━━━ Material provided

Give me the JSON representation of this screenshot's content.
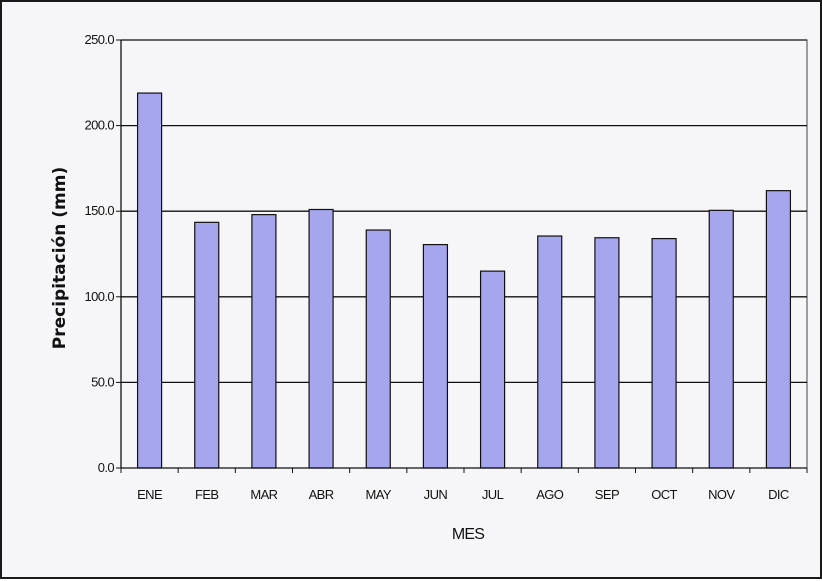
{
  "chart_data": {
    "type": "bar",
    "categories": [
      "ENE",
      "FEB",
      "MAR",
      "ABR",
      "MAY",
      "JUN",
      "JUL",
      "AGO",
      "SEP",
      "OCT",
      "NOV",
      "DIC"
    ],
    "values": [
      219.0,
      143.5,
      148.0,
      151.0,
      139.0,
      130.5,
      115.0,
      135.5,
      134.5,
      134.0,
      150.5,
      162.0
    ],
    "title": "",
    "xlabel": "MES",
    "ylabel": "Precipitación (mm)",
    "ylim": [
      0,
      250
    ],
    "yticks": [
      0,
      50,
      100,
      150,
      200,
      250
    ],
    "ytick_labels": [
      "0.0",
      "50.0",
      "100.0",
      "150.0",
      "200.0",
      "250.0"
    ],
    "grid": true,
    "legend": "none",
    "colors": {
      "bar_fill": "#a6a6ee",
      "bar_stroke": "#111111",
      "grid": "#111111"
    }
  }
}
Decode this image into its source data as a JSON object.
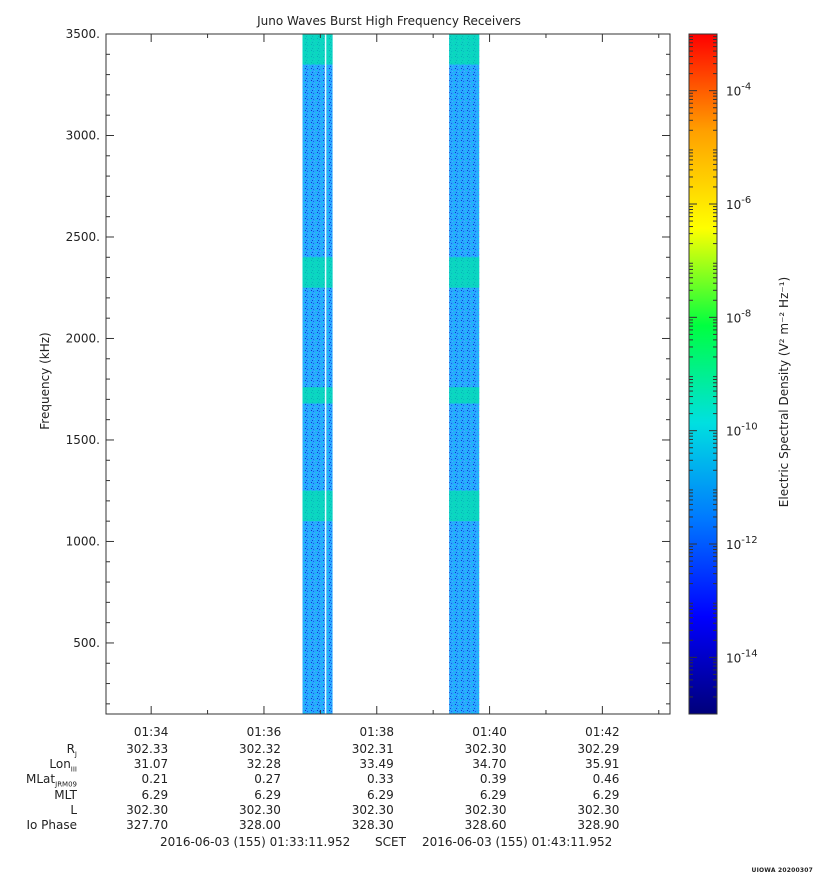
{
  "chart_data": {
    "type": "heatmap",
    "title": "Juno Waves Burst High Frequency Receivers",
    "ylabel": "Frequency (kHz)",
    "ylim": [
      150,
      3500
    ],
    "y_ticks": [
      "500.",
      "1000.",
      "1500.",
      "2000.",
      "2500.",
      "3000.",
      "3500."
    ],
    "y_tick_values": [
      500,
      1000,
      1500,
      2000,
      2500,
      3000,
      3500
    ],
    "xlim": [
      "01:33:11.952",
      "01:43:11.952"
    ],
    "x_ticks": [
      "01:34",
      "01:36",
      "01:38",
      "01:40",
      "01:42"
    ],
    "colorbar": {
      "label": "Electric Spectral Density (V² m⁻² Hz⁻¹)",
      "scale": "log",
      "range": [
        1e-15,
        0.001
      ],
      "ticks": [
        {
          "base": "10",
          "exp": "-4",
          "value": 0.0001
        },
        {
          "base": "10",
          "exp": "-6",
          "value": 1e-06
        },
        {
          "base": "10",
          "exp": "-8",
          "value": 1e-08
        },
        {
          "base": "10",
          "exp": "-10",
          "value": 1e-10
        },
        {
          "base": "10",
          "exp": "-12",
          "value": 1e-12
        },
        {
          "base": "10",
          "exp": "-14",
          "value": 1e-14
        }
      ],
      "colors": [
        "#00007a",
        "#0000ff",
        "#0078ff",
        "#00e0e0",
        "#00ff40",
        "#ffff00",
        "#ffa000",
        "#ff0000"
      ]
    },
    "data_blocks": [
      {
        "start": "01:36:41",
        "end": "01:37:13",
        "level": 1e-12
      },
      {
        "start": "01:39:17",
        "end": "01:39:49",
        "level": 1e-12
      }
    ],
    "enhanced_bands_khz": [
      {
        "low": 1680,
        "high": 1760,
        "level": 1e-11
      },
      {
        "low": 2250,
        "high": 2400,
        "level": 1e-11
      },
      {
        "low": 1100,
        "high": 1250,
        "level": 1e-11
      },
      {
        "low": 3350,
        "high": 3500,
        "level": 1e-11
      }
    ]
  },
  "ephemeris": {
    "labels": [
      {
        "main": "R",
        "sub": "J"
      },
      {
        "main": "Lon",
        "sub": "III"
      },
      {
        "main": "MLat",
        "sub": "JRM09"
      },
      {
        "main": "MLT",
        "sub": ""
      },
      {
        "main": "L",
        "sub": ""
      },
      {
        "main": "Io Phase",
        "sub": ""
      }
    ],
    "columns": [
      [
        "302.33",
        "31.07",
        "0.21",
        "6.29",
        "302.30",
        "327.70"
      ],
      [
        "302.32",
        "32.28",
        "0.27",
        "6.29",
        "302.30",
        "328.00"
      ],
      [
        "302.31",
        "33.49",
        "0.33",
        "6.29",
        "302.30",
        "328.30"
      ],
      [
        "302.30",
        "34.70",
        "0.39",
        "6.29",
        "302.30",
        "328.60"
      ],
      [
        "302.29",
        "35.91",
        "0.46",
        "6.29",
        "302.30",
        "328.90"
      ]
    ]
  },
  "footer": {
    "start": "2016-06-03 (155) 01:33:11.952",
    "scet": "SCET",
    "end": "2016-06-03 (155) 01:43:11.952"
  },
  "stamp": "UIOWA 20200307"
}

━━━━━━

→ **Stated goal**
Copy out every line of the data that includes the word "this".

→ **In response**
Give me the JSON representation of this screenshot's content.
Decode this image into its source data as a JSON object.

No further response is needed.